**What you have to do**
Copy out all of the material exactly as presented.

Stored entries
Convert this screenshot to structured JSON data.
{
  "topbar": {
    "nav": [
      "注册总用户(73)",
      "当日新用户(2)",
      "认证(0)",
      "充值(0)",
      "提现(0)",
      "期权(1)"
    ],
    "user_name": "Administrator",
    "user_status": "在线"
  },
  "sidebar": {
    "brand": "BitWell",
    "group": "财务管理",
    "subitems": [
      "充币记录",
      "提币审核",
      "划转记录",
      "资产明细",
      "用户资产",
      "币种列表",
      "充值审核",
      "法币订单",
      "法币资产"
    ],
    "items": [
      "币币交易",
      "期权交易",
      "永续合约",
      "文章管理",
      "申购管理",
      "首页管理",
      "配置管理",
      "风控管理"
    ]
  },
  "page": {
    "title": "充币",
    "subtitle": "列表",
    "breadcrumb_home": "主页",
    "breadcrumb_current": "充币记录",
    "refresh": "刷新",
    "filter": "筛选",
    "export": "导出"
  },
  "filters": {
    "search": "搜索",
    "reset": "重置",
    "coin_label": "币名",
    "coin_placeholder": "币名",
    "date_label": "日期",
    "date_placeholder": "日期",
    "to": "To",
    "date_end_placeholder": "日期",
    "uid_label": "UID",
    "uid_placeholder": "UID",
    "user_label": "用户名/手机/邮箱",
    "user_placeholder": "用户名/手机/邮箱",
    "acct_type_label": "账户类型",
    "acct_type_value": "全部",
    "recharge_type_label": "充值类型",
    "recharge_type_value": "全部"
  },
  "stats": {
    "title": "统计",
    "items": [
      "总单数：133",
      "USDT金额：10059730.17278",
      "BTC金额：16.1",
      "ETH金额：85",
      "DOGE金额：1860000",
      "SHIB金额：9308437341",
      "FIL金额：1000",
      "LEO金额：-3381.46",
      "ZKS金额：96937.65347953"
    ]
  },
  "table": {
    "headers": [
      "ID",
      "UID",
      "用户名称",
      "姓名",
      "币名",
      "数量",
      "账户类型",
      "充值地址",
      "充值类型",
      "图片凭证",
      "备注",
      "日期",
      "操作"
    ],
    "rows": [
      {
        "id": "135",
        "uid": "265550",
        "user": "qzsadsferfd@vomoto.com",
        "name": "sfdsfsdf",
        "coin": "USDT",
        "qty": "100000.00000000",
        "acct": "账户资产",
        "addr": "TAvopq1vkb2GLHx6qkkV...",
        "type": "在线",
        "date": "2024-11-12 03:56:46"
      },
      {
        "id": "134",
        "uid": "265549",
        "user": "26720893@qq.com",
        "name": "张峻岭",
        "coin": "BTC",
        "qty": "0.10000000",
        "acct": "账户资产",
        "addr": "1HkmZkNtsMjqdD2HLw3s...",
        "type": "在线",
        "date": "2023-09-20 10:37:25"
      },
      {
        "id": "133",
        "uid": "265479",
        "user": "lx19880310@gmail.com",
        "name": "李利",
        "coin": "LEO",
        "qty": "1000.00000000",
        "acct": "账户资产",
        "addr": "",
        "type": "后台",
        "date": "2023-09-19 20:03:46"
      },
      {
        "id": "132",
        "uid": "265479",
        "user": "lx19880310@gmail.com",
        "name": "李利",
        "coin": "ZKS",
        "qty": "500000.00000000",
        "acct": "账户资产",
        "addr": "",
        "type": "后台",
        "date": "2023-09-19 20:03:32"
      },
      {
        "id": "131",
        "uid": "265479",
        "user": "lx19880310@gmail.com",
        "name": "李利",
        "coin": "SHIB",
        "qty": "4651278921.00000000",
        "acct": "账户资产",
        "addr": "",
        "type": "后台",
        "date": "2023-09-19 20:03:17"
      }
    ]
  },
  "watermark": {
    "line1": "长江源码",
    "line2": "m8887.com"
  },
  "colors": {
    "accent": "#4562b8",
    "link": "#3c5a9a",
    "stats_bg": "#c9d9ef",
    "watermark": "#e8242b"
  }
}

**Exercise output**
Convert this screenshot to structured JSON data.
{
  "topbar": {
    "nav": [
      "注册总用户(73)",
      "当日新用户(2)",
      "认证(0)",
      "充值(0)",
      "提现(0)",
      "期权(1)"
    ],
    "user_name": "Administrator",
    "user_status": "在线"
  },
  "sidebar": {
    "brand": "BitWell",
    "group": "财务管理",
    "subitems": [
      "充币记录",
      "提币审核",
      "划转记录",
      "资产明细",
      "用户资产",
      "币种列表",
      "充值审核",
      "法币订单",
      "法币资产"
    ],
    "items": [
      "币币交易",
      "期权交易",
      "永续合约",
      "文章管理",
      "申购管理",
      "首页管理",
      "配置管理",
      "风控管理"
    ]
  },
  "page": {
    "title": "充币",
    "subtitle": "列表",
    "breadcrumb_home": "主页",
    "breadcrumb_current": "充币记录",
    "refresh": "刷新",
    "filter": "筛选",
    "export": "导出"
  },
  "filters": {
    "search": "搜索",
    "reset": "重置",
    "coin_label": "币名",
    "coin_placeholder": "币名",
    "date_label": "日期",
    "date_placeholder": "日期",
    "to": "To",
    "date_end_placeholder": "日期",
    "uid_label": "UID",
    "uid_placeholder": "UID",
    "user_label": "用户名/手机/邮箱",
    "user_placeholder": "用户名/手机/邮箱",
    "acct_type_label": "账户类型",
    "acct_type_value": "全部",
    "recharge_type_label": "充值类型",
    "recharge_type_value": "全部"
  },
  "stats": {
    "title": "统计",
    "items": [
      "总单数：133",
      "USDT金额：10059730.17278",
      "BTC金额：16.1",
      "ETH金额：85",
      "DOGE金额：1860000",
      "SHIB金额：9308437341",
      "FIL金额：1000",
      "LEO金额：-3381.46",
      "ZKS金额：96937.65347953"
    ]
  },
  "table": {
    "headers": [
      "ID",
      "UID",
      "用户名称",
      "姓名",
      "币名",
      "数量",
      "账户类型",
      "充值地址",
      "充值类型",
      "图片凭证",
      "备注",
      "日期",
      "操作"
    ],
    "rows": [
      {
        "id": "135",
        "uid": "265550",
        "user": "qzsadsferfd@vomoto.com",
        "name": "sfdsfsdf",
        "coin": "USDT",
        "qty": "100000.00000000",
        "acct": "账户资产",
        "addr": "TAvopq1vkb2GLHx6qkkV...",
        "type": "在线",
        "date": "2024-11-12 03:56:46"
      },
      {
        "id": "134",
        "uid": "265549",
        "user": "26720893@qq.com",
        "name": "张峻岭",
        "coin": "BTC",
        "qty": "0.10000000",
        "acct": "账户资产",
        "addr": "1HkmZkNtsMjqdD2HLw3s...",
        "type": "在线",
        "date": "2023-09-20 10:37:25"
      },
      {
        "id": "133",
        "uid": "265479",
        "user": "lx19880310@gmail.com",
        "name": "李利",
        "coin": "LEO",
        "qty": "1000.00000000",
        "acct": "账户资产",
        "addr": "",
        "type": "后台",
        "date": "2023-09-19 20:03:46"
      },
      {
        "id": "132",
        "uid": "265479",
        "user": "lx19880310@gmail.com",
        "name": "李利",
        "coin": "ZKS",
        "qty": "500000.00000000",
        "acct": "账户资产",
        "addr": "",
        "type": "后台",
        "date": "2023-09-19 20:03:32"
      },
      {
        "id": "131",
        "uid": "265479",
        "user": "lx19880310@gmail.com",
        "name": "李利",
        "coin": "SHIB",
        "qty": "4651278921.00000000",
        "acct": "账户资产",
        "addr": "",
        "type": "后台",
        "date": "2023-09-19 20:03:17"
      }
    ]
  },
  "watermark": {
    "line1": "长江源码",
    "line2": "m8887.com"
  },
  "colors": {
    "accent": "#4562b8",
    "link": "#3c5a9a",
    "stats_bg": "#c9d9ef",
    "watermark": "#e8242b"
  }
}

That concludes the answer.